→ Exercise requirements
Without the pictures, copy the entries below word for word.

→ Task input

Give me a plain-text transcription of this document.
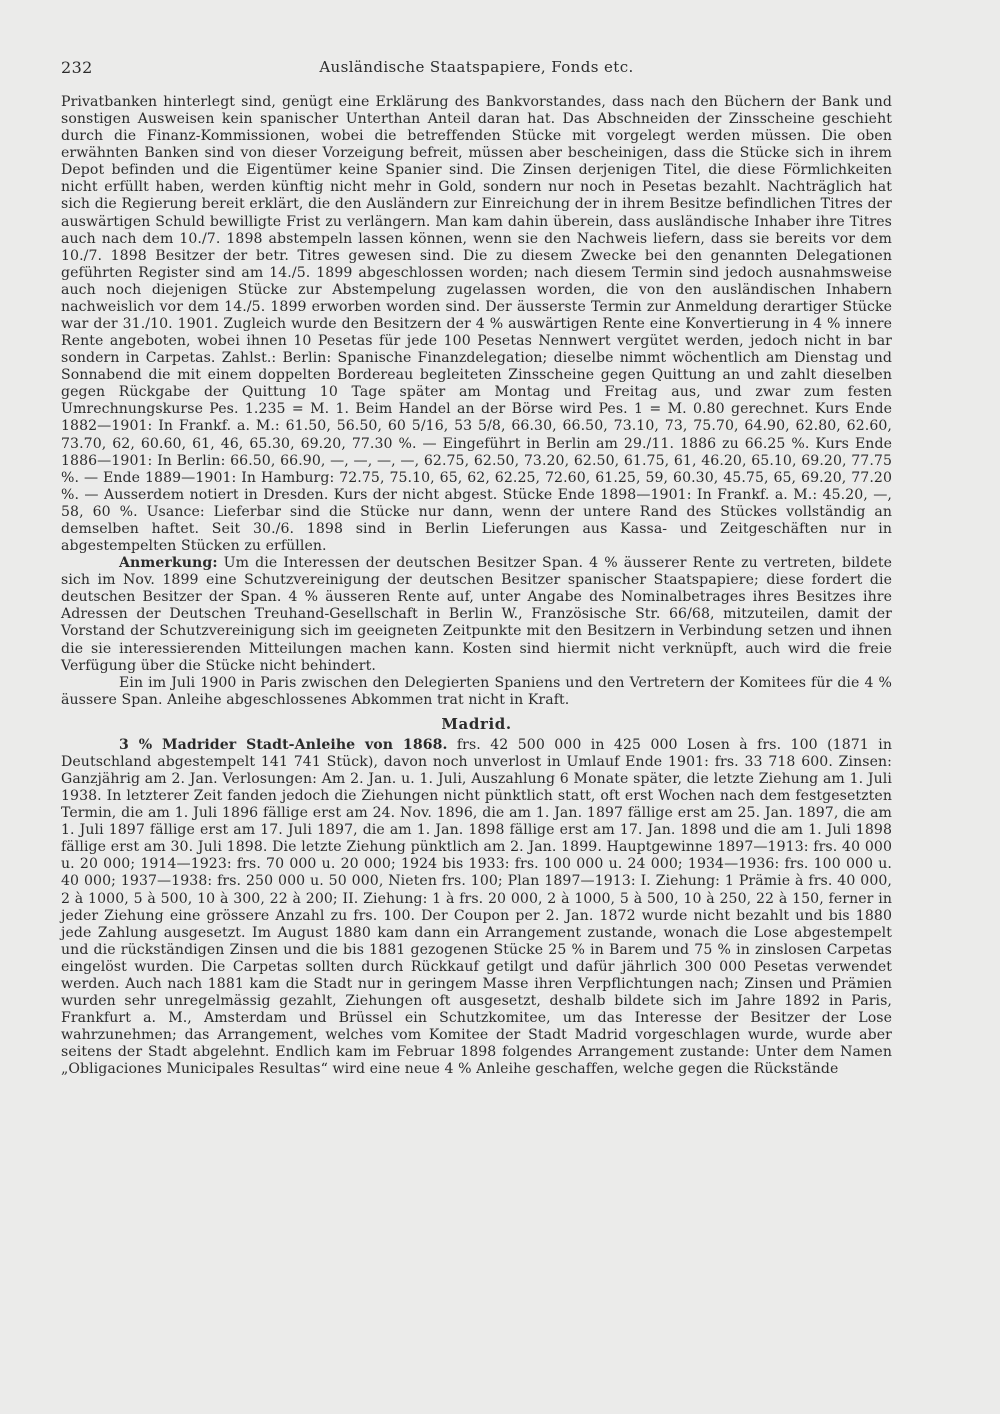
232	Ausländische Staatspapiere, Fonds etc.

Privatbanken hinterlegt sind, genügt eine Erklärung des Bankvorstandes, dass nach den Büchern der Bank und sonstigen Ausweisen kein spanischer Unterthan Anteil daran hat. Das Abschneiden der Zinsscheine geschieht durch die Finanz-Kommissionen, wobei die betreffenden Stücke mit vorgelegt werden müssen. Die oben erwähnten Banken sind von dieser Vorzeigung befreit, müssen aber bescheinigen, dass die Stücke sich in ihrem Depot befinden und die Eigentümer keine Spanier sind. Die Zinsen derjenigen Titel, die diese Förmlichkeiten nicht erfüllt haben, werden künftig nicht mehr in Gold, sondern nur noch in Pesetas bezahlt. Nachträglich hat sich die Regierung bereit erklärt, die den Ausländern zur Einreichung der in ihrem Besitze befindlichen Titres der auswärtigen Schuld bewilligte Frist zu verlängern. Man kam dahin überein, dass ausländische Inhaber ihre Titres auch nach dem 10./7. 1898 abstempeln lassen können, wenn sie den Nachweis liefern, dass sie bereits vor dem 10./7. 1898 Besitzer der betr. Titres gewesen sind. Die zu diesem Zwecke bei den genannten Delegationen geführten Register sind am 14./5. 1899 abgeschlossen worden; nach diesem Termin sind jedoch ausnahmsweise auch noch diejenigen Stücke zur Abstempelung zugelassen worden, die von den ausländischen Inhabern nachweislich vor dem 14./5. 1899 erworben worden sind. Der äusserste Termin zur Anmeldung derartiger Stücke war der 31./10. 1901. Zugleich wurde den Besitzern der 4 % auswärtigen Rente eine Konvertierung in 4 % innere Rente angeboten, wobei ihnen 10 Pesetas für jede 100 Pesetas Nennwert vergütet werden, jedoch nicht in bar sondern in Carpetas. Zahlst.: Berlin: Spanische Finanzdelegation; dieselbe nimmt wöchentlich am Dienstag und Sonnabend die mit einem doppelten Bordereau begleiteten Zinsscheine gegen Quittung an und zahlt dieselben gegen Rückgabe der Quittung 10 Tage später am Montag und Freitag aus, und zwar zum festen Umrechnungskurse Pes. 1.235 = M. 1. Beim Handel an der Börse wird Pes. 1 = M. 0.80 gerechnet. Kurs Ende 1882—1901: In Frankf. a. M.: 61.50, 56.50, 60 5/16, 53 5/8, 66.30, 66.50, 73.10, 73, 75.70, 64.90, 62.80, 62.60, 73.70, 62, 60.60, 61, 46, 65.30, 69.20, 77.30 %. — Eingeführt in Berlin am 29./11. 1886 zu 66.25 %. Kurs Ende 1886—1901: In Berlin: 66.50, 66.90, —, —, —, —, 62.75, 62.50, 73.20, 62.50, 61.75, 61, 46.20, 65.10, 69.20, 77.75 %. — Ende 1889—1901: In Hamburg: 72.75, 75.10, 65, 62, 62.25, 72.60, 61.25, 59, 60.30, 45.75, 65, 69.20, 77.20 %. — Ausserdem notiert in Dresden. Kurs der nicht abgest. Stücke Ende 1898—1901: In Frankf. a. M.: 45.20, —, 58, 60 %. Usance: Lieferbar sind die Stücke nur dann, wenn der untere Rand des Stückes vollständig an demselben haftet. Seit 30./6. 1898 sind in Berlin Lieferungen aus Kassa- und Zeitgeschäften nur in abgestempelten Stücken zu erfüllen.

Anmerkung: Um die Interessen der deutschen Besitzer Span. 4 % äusserer Rente zu vertreten, bildete sich im Nov. 1899 eine Schutzvereinigung der deutschen Besitzer spanischer Staatspapiere; diese fordert die deutschen Besitzer der Span. 4 % äusseren Rente auf, unter Angabe des Nominalbetrages ihres Besitzes ihre Adressen der Deutschen Treuhand-Gesellschaft in Berlin W., Französische Str. 66/68, mitzuteilen, damit der Vorstand der Schutzvereinigung sich im geeigneten Zeitpunkte mit den Besitzern in Verbindung setzen und ihnen die sie interessierenden Mitteilungen machen kann. Kosten sind hiermit nicht verknüpft, auch wird die freie Verfügung über die Stücke nicht behindert.

Ein im Juli 1900 in Paris zwischen den Delegierten Spaniens und den Vertretern der Komitees für die 4 % äussere Span. Anleihe abgeschlossenes Abkommen trat nicht in Kraft.

Madrid.

3 % Madrider Stadt-Anleihe von 1868. frs. 42 500 000 in 425 000 Losen à frs. 100 (1871 in Deutschland abgestempelt 141 741 Stück), davon noch unverlost in Umlauf Ende 1901: frs. 33 718 600. Zinsen: Ganzjährig am 2. Jan. Verlosungen: Am 2. Jan. u. 1. Juli, Auszahlung 6 Monate später, die letzte Ziehung am 1. Juli 1938. In letzterer Zeit fanden jedoch die Ziehungen nicht pünktlich statt, oft erst Wochen nach dem festgesetzten Termin, die am 1. Juli 1896 fällige erst am 24. Nov. 1896, die am 1. Jan. 1897 fällige erst am 25. Jan. 1897, die am 1. Juli 1897 fällige erst am 17. Juli 1897, die am 1. Jan. 1898 fällige erst am 17. Jan. 1898 und die am 1. Juli 1898 fällige erst am 30. Juli 1898. Die letzte Ziehung pünktlich am 2. Jan. 1899. Hauptgewinne 1897—1913: frs. 40 000 u. 20 000; 1914—1923: frs. 70 000 u. 20 000; 1924 bis 1933: frs. 100 000 u. 24 000; 1934—1936: frs. 100 000 u. 40 000; 1937—1938: frs. 250 000 u. 50 000, Nieten frs. 100; Plan 1897—1913: I. Ziehung: 1 Prämie à frs. 40 000, 2 à 1000, 5 à 500, 10 à 300, 22 à 200; II. Ziehung: 1 à frs. 20 000, 2 à 1000, 5 à 500, 10 à 250, 22 à 150, ferner in jeder Ziehung eine grössere Anzahl zu frs. 100. Der Coupon per 2. Jan. 1872 wurde nicht bezahlt und bis 1880 jede Zahlung ausgesetzt. Im August 1880 kam dann ein Arrangement zustande, wonach die Lose abgestempelt und die rückständigen Zinsen und die bis 1881 gezogenen Stücke 25 % in Barem und 75 % in zinslosen Carpetas eingelöst wurden. Die Carpetas sollten durch Rückkauf getilgt und dafür jährlich 300 000 Pesetas verwendet werden. Auch nach 1881 kam die Stadt nur in geringem Masse ihren Verpflichtungen nach; Zinsen und Prämien wurden sehr unregelmässig gezahlt, Ziehungen oft ausgesetzt, deshalb bildete sich im Jahre 1892 in Paris, Frankfurt a. M., Amsterdam und Brüssel ein Schutzkomitee, um das Interesse der Besitzer der Lose wahrzunehmen; das Arrangement, welches vom Komitee der Stadt Madrid vorgeschlagen wurde, wurde aber seitens der Stadt abgelehnt. Endlich kam im Februar 1898 folgendes Arrangement zustande: Unter dem Namen „Obligaciones Municipales Resultas“ wird eine neue 4 % Anleihe geschaffen, welche gegen die Rückstände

→ Reply
Give me a plain-text transcription of this document.
232	Ausländische Staatspapiere, Fonds etc.

Privatbanken hinterlegt sind, genügt eine Erklärung des Bankvorstandes, dass nach den Büchern der Bank und sonstigen Ausweisen kein spanischer Unterthan Anteil daran hat. Das Abschneiden der Zinsscheine geschieht durch die Finanz-Kommissionen, wobei die betreffenden Stücke mit vorgelegt werden müssen. Die oben erwähnten Banken sind von dieser Vorzeigung befreit, müssen aber bescheinigen, dass die Stücke sich in ihrem Depot befinden und die Eigentümer keine Spanier sind. Die Zinsen derjenigen Titel, die diese Förmlichkeiten nicht erfüllt haben, werden künftig nicht mehr in Gold, sondern nur noch in Pesetas bezahlt. Nachträglich hat sich die Regierung bereit erklärt, die den Ausländern zur Einreichung der in ihrem Besitze befindlichen Titres der auswärtigen Schuld bewilligte Frist zu verlängern. Man kam dahin überein, dass ausländische Inhaber ihre Titres auch nach dem 10./7. 1898 abstempeln lassen können, wenn sie den Nachweis liefern, dass sie bereits vor dem 10./7. 1898 Besitzer der betr. Titres gewesen sind. Die zu diesem Zwecke bei den genannten Delegationen geführten Register sind am 14./5. 1899 abgeschlossen worden; nach diesem Termin sind jedoch ausnahmsweise auch noch diejenigen Stücke zur Abstempelung zugelassen worden, die von den ausländischen Inhabern nachweislich vor dem 14./5. 1899 erworben worden sind. Der äusserste Termin zur Anmeldung derartiger Stücke war der 31./10. 1901. Zugleich wurde den Besitzern der 4 % auswärtigen Rente eine Konvertierung in 4 % innere Rente angeboten, wobei ihnen 10 Pesetas für jede 100 Pesetas Nennwert vergütet werden, jedoch nicht in bar sondern in Carpetas. Zahlst.: Berlin: Spanische Finanzdelegation; dieselbe nimmt wöchentlich am Dienstag und Sonnabend die mit einem doppelten Bordereau begleiteten Zinsscheine gegen Quittung an und zahlt dieselben gegen Rückgabe der Quittung 10 Tage später am Montag und Freitag aus, und zwar zum festen Umrechnungskurse Pes. 1.235 = M. 1. Beim Handel an der Börse wird Pes. 1 = M. 0.80 gerechnet. Kurs Ende 1882—1901: In Frankf. a. M.: 61.50, 56.50, 60 5/16, 53 5/8, 66.30, 66.50, 73.10, 73, 75.70, 64.90, 62.80, 62.60, 73.70, 62, 60.60, 61, 46, 65.30, 69.20, 77.30 %. — Eingeführt in Berlin am 29./11. 1886 zu 66.25 %. Kurs Ende 1886—1901: In Berlin: 66.50, 66.90, —, —, —, —, 62.75, 62.50, 73.20, 62.50, 61.75, 61, 46.20, 65.10, 69.20, 77.75 %. — Ende 1889—1901: In Hamburg: 72.75, 75.10, 65, 62, 62.25, 72.60, 61.25, 59, 60.30, 45.75, 65, 69.20, 77.20 %. — Ausserdem notiert in Dresden. Kurs der nicht abgest. Stücke Ende 1898—1901: In Frankf. a. M.: 45.20, —, 58, 60 %. Usance: Lieferbar sind die Stücke nur dann, wenn der untere Rand des Stückes vollständig an demselben haftet. Seit 30./6. 1898 sind in Berlin Lieferungen aus Kassa- und Zeitgeschäften nur in abgestempelten Stücken zu erfüllen.

Anmerkung: Um die Interessen der deutschen Besitzer Span. 4 % äusserer Rente zu vertreten, bildete sich im Nov. 1899 eine Schutzvereinigung der deutschen Besitzer spanischer Staatspapiere; diese fordert die deutschen Besitzer der Span. 4 % äusseren Rente auf, unter Angabe des Nominalbetrages ihres Besitzes ihre Adressen der Deutschen Treuhand-Gesellschaft in Berlin W., Französische Str. 66/68, mitzuteilen, damit der Vorstand der Schutzvereinigung sich im geeigneten Zeitpunkte mit den Besitzern in Verbindung setzen und ihnen die sie interessierenden Mitteilungen machen kann. Kosten sind hiermit nicht verknüpft, auch wird die freie Verfügung über die Stücke nicht behindert.

Ein im Juli 1900 in Paris zwischen den Delegierten Spaniens und den Vertretern der Komitees für die 4 % äussere Span. Anleihe abgeschlossenes Abkommen trat nicht in Kraft.

Madrid.

3 % Madrider Stadt-Anleihe von 1868. frs. 42 500 000 in 425 000 Losen à frs. 100 (1871 in Deutschland abgestempelt 141 741 Stück), davon noch unverlost in Umlauf Ende 1901: frs. 33 718 600. Zinsen: Ganzjährig am 2. Jan. Verlosungen: Am 2. Jan. u. 1. Juli, Auszahlung 6 Monate später, die letzte Ziehung am 1. Juli 1938. In letzterer Zeit fanden jedoch die Ziehungen nicht pünktlich statt, oft erst Wochen nach dem festgesetzten Termin, die am 1. Juli 1896 fällige erst am 24. Nov. 1896, die am 1. Jan. 1897 fällige erst am 25. Jan. 1897, die am 1. Juli 1897 fällige erst am 17. Juli 1897, die am 1. Jan. 1898 fällige erst am 17. Jan. 1898 und die am 1. Juli 1898 fällige erst am 30. Juli 1898. Die letzte Ziehung pünktlich am 2. Jan. 1899. Hauptgewinne 1897—1913: frs. 40 000 u. 20 000; 1914—1923: frs. 70 000 u. 20 000; 1924 bis 1933: frs. 100 000 u. 24 000; 1934—1936: frs. 100 000 u. 40 000; 1937—1938: frs. 250 000 u. 50 000, Nieten frs. 100; Plan 1897—1913: I. Ziehung: 1 Prämie à frs. 40 000, 2 à 1000, 5 à 500, 10 à 300, 22 à 200; II. Ziehung: 1 à frs. 20 000, 2 à 1000, 5 à 500, 10 à 250, 22 à 150, ferner in jeder Ziehung eine grössere Anzahl zu frs. 100. Der Coupon per 2. Jan. 1872 wurde nicht bezahlt und bis 1880 jede Zahlung ausgesetzt. Im August 1880 kam dann ein Arrangement zustande, wonach die Lose abgestempelt und die rückständigen Zinsen und die bis 1881 gezogenen Stücke 25 % in Barem und 75 % in zinslosen Carpetas eingelöst wurden. Die Carpetas sollten durch Rückkauf getilgt und dafür jährlich 300 000 Pesetas verwendet werden. Auch nach 1881 kam die Stadt nur in geringem Masse ihren Verpflichtungen nach; Zinsen und Prämien wurden sehr unregelmässig gezahlt, Ziehungen oft ausgesetzt, deshalb bildete sich im Jahre 1892 in Paris, Frankfurt a. M., Amsterdam und Brüssel ein Schutzkomitee, um das Interesse der Besitzer der Lose wahrzunehmen; das Arrangement, welches vom Komitee der Stadt Madrid vorgeschlagen wurde, wurde aber seitens der Stadt abgelehnt. Endlich kam im Februar 1898 folgendes Arrangement zustande: Unter dem Namen „Obligaciones Municipales Resultas“ wird eine neue 4 % Anleihe geschaffen, welche gegen die Rückstände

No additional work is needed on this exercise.